** Start of Material for the task **
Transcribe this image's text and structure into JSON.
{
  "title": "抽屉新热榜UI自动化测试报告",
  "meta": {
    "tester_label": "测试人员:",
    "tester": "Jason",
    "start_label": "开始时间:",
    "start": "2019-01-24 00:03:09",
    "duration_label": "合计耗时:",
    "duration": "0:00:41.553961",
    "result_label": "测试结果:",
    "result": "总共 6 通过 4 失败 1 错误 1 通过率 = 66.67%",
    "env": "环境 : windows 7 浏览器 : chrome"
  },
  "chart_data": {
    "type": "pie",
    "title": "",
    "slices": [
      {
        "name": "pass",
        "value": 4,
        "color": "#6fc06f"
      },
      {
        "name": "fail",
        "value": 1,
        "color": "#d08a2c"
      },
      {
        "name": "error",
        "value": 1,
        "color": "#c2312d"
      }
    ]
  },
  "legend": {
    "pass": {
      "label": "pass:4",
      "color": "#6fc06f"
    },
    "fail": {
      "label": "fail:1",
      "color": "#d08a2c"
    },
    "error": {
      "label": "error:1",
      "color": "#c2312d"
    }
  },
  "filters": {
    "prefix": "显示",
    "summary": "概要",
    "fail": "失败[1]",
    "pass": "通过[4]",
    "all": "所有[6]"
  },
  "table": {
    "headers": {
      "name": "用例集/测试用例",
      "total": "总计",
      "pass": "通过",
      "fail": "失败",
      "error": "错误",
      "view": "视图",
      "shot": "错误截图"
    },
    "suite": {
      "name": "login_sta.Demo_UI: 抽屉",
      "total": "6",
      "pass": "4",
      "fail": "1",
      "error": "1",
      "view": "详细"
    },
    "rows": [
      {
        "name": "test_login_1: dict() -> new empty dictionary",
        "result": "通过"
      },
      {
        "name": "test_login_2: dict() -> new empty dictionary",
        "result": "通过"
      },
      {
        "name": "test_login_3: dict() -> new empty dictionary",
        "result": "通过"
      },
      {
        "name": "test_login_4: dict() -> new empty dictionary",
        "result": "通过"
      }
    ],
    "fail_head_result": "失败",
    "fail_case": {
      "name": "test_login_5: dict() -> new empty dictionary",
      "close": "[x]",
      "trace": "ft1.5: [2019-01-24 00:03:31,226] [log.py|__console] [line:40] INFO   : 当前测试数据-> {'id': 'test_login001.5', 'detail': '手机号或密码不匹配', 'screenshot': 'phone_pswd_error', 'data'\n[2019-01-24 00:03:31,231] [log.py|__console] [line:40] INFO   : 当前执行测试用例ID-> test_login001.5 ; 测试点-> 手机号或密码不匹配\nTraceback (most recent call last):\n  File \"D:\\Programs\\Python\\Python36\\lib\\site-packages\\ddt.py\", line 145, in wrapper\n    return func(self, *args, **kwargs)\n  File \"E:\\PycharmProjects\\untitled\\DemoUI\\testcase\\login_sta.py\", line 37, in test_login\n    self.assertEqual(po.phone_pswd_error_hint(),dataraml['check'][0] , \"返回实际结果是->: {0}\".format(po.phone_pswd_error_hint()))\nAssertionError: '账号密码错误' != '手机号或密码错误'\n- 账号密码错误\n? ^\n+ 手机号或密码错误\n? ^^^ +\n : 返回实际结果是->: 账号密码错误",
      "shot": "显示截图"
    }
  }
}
** End of Material for the task **
→ What is expected: Print the records above exactly as they appear.

→ Correct output:
Transcribe this image's text and structure into JSON.
{
  "title": "抽屉新热榜UI自动化测试报告",
  "meta": {
    "tester_label": "测试人员:",
    "tester": "Jason",
    "start_label": "开始时间:",
    "start": "2019-01-24 00:03:09",
    "duration_label": "合计耗时:",
    "duration": "0:00:41.553961",
    "result_label": "测试结果:",
    "result": "总共 6 通过 4 失败 1 错误 1 通过率 = 66.67%",
    "env": "环境 : windows 7 浏览器 : chrome"
  },
  "chart_data": {
    "type": "pie",
    "title": "",
    "slices": [
      {
        "name": "pass",
        "value": 4,
        "color": "#6fc06f"
      },
      {
        "name": "fail",
        "value": 1,
        "color": "#d08a2c"
      },
      {
        "name": "error",
        "value": 1,
        "color": "#c2312d"
      }
    ]
  },
  "legend": {
    "pass": {
      "label": "pass:4",
      "color": "#6fc06f"
    },
    "fail": {
      "label": "fail:1",
      "color": "#d08a2c"
    },
    "error": {
      "label": "error:1",
      "color": "#c2312d"
    }
  },
  "filters": {
    "prefix": "显示",
    "summary": "概要",
    "fail": "失败[1]",
    "pass": "通过[4]",
    "all": "所有[6]"
  },
  "table": {
    "headers": {
      "name": "用例集/测试用例",
      "total": "总计",
      "pass": "通过",
      "fail": "失败",
      "error": "错误",
      "view": "视图",
      "shot": "错误截图"
    },
    "suite": {
      "name": "login_sta.Demo_UI: 抽屉",
      "total": "6",
      "pass": "4",
      "fail": "1",
      "error": "1",
      "view": "详细"
    },
    "rows": [
      {
        "name": "test_login_1: dict() -> new empty dictionary",
        "result": "通过"
      },
      {
        "name": "test_login_2: dict() -> new empty dictionary",
        "result": "通过"
      },
      {
        "name": "test_login_3: dict() -> new empty dictionary",
        "result": "通过"
      },
      {
        "name": "test_login_4: dict() -> new empty dictionary",
        "result": "通过"
      }
    ],
    "fail_head_result": "失败",
    "fail_case": {
      "name": "test_login_5: dict() -> new empty dictionary",
      "close": "[x]",
      "trace": "ft1.5: [2019-01-24 00:03:31,226] [log.py|__console] [line:40] INFO   : 当前测试数据-> {'id': 'test_login001.5', 'detail': '手机号或密码不匹配', 'screenshot': 'phone_pswd_error', 'data'\n[2019-01-24 00:03:31,231] [log.py|__console] [line:40] INFO   : 当前执行测试用例ID-> test_login001.5 ; 测试点-> 手机号或密码不匹配\nTraceback (most recent call last):\n  File \"D:\\Programs\\Python\\Python36\\lib\\site-packages\\ddt.py\", line 145, in wrapper\n    return func(self, *args, **kwargs)\n  File \"E:\\PycharmProjects\\untitled\\DemoUI\\testcase\\login_sta.py\", line 37, in test_login\n    self.assertEqual(po.phone_pswd_error_hint(),dataraml['check'][0] , \"返回实际结果是->: {0}\".format(po.phone_pswd_error_hint()))\nAssertionError: '账号密码错误' != '手机号或密码错误'\n- 账号密码错误\n? ^\n+ 手机号或密码错误\n? ^^^ +\n : 返回实际结果是->: 账号密码错误",
      "shot": "显示截图"
    }
  }
}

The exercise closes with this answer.